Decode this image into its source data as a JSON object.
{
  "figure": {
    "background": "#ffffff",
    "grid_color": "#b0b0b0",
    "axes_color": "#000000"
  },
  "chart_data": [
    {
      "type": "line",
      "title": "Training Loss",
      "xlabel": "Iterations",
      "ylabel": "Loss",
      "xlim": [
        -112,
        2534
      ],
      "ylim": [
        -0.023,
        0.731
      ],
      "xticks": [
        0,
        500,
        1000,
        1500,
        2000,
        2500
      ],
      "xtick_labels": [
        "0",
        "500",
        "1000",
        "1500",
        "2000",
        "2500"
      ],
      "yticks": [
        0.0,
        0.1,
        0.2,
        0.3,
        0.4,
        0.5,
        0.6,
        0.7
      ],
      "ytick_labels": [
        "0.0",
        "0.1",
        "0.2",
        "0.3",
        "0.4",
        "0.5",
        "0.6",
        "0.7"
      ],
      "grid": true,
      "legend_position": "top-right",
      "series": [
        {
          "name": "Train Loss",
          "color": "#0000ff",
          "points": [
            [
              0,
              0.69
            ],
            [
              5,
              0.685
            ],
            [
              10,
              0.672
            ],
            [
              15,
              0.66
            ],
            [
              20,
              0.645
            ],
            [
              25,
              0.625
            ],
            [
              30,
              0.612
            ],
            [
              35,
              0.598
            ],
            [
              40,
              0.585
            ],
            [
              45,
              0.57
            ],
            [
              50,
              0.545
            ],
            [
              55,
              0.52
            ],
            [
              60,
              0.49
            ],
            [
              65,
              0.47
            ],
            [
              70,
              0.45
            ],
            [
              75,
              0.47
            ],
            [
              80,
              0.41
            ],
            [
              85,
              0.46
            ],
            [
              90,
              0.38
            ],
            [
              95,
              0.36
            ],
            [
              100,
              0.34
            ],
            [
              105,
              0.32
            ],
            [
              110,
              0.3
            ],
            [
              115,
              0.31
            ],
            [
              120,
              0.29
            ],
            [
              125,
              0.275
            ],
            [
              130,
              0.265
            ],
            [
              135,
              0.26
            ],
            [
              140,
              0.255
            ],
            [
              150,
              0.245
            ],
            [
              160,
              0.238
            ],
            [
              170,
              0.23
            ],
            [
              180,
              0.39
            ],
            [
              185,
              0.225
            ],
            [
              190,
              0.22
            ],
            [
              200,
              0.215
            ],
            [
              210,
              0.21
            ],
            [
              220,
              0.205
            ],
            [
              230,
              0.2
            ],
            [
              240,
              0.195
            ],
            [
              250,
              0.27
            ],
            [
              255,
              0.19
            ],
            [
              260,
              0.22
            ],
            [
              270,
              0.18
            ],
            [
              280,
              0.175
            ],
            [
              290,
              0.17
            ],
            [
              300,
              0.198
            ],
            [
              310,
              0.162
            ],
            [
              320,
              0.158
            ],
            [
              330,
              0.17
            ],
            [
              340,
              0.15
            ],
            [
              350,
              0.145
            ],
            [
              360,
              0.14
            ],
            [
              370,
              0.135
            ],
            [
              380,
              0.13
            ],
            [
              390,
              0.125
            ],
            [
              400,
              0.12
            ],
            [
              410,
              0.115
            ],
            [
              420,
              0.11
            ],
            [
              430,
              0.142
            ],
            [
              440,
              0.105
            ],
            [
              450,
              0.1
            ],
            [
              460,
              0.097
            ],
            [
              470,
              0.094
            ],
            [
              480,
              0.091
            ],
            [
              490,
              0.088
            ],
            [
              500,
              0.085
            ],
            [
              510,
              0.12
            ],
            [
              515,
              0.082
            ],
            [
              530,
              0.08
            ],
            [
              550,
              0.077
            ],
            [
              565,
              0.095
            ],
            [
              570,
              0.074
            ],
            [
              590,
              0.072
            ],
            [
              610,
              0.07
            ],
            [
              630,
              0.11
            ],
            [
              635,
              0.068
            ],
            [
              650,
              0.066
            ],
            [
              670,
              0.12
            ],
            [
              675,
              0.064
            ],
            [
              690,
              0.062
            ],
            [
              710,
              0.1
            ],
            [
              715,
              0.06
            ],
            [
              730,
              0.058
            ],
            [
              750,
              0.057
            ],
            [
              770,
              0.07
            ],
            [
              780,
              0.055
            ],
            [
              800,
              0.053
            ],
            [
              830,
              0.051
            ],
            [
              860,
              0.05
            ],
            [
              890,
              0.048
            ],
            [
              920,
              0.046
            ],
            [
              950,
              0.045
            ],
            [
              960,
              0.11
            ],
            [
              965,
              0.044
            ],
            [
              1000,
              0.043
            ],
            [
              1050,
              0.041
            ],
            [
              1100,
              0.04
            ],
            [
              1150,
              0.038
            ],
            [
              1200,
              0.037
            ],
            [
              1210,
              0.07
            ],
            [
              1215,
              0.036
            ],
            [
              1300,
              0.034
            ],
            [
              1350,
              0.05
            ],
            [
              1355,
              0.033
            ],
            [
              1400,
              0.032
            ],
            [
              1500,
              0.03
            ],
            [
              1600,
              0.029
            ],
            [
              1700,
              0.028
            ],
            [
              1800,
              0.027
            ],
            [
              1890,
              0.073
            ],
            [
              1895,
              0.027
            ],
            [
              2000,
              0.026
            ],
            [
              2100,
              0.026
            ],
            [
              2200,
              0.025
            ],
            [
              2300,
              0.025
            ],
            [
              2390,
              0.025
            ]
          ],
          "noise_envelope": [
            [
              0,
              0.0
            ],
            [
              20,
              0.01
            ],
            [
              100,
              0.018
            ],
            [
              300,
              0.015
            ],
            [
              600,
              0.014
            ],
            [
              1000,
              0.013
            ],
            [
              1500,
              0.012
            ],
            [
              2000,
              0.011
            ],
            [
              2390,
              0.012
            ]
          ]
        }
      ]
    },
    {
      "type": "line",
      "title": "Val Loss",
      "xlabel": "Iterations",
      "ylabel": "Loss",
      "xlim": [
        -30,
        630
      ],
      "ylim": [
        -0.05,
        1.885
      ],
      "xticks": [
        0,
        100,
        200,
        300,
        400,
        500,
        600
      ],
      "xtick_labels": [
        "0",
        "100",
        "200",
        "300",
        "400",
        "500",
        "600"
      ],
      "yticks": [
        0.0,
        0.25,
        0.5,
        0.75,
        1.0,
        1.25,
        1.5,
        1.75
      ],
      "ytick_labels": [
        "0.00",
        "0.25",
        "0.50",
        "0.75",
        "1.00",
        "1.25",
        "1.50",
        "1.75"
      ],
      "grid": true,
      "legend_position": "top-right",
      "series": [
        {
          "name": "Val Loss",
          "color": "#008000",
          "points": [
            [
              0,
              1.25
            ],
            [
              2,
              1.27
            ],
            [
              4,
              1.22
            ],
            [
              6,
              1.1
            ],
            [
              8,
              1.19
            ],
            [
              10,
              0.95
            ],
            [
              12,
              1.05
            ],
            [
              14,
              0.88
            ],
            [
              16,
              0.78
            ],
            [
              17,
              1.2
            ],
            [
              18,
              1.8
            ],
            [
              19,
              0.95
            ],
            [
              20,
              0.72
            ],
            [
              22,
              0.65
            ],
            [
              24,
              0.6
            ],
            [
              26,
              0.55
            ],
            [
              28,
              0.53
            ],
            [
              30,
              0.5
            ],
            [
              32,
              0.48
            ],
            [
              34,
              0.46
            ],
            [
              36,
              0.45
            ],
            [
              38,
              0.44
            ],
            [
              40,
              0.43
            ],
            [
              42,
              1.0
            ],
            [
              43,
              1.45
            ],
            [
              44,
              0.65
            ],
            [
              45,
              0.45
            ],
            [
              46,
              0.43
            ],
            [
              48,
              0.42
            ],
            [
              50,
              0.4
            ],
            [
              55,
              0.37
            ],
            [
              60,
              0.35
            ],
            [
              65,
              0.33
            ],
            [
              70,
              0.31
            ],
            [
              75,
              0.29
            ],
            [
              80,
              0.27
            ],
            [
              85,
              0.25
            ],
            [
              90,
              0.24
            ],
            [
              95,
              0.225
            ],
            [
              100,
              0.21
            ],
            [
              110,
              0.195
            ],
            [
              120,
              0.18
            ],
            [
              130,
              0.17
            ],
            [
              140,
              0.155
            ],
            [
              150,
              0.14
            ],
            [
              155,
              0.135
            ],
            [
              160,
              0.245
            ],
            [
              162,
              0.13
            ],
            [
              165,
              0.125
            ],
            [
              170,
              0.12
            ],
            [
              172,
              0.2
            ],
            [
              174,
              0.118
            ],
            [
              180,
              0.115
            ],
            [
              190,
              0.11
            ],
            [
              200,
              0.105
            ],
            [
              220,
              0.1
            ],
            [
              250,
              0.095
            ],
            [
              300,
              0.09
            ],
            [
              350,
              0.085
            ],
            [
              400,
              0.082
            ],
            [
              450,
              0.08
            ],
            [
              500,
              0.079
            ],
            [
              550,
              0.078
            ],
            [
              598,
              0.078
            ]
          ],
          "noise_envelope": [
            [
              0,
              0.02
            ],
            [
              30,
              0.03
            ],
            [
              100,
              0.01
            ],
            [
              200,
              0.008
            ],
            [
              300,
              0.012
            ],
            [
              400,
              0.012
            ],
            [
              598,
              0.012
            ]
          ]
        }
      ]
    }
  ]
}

==============================

→ The task
Say the number of lines in the records above that include the string "Loss", and no more.

→ Complete answer
6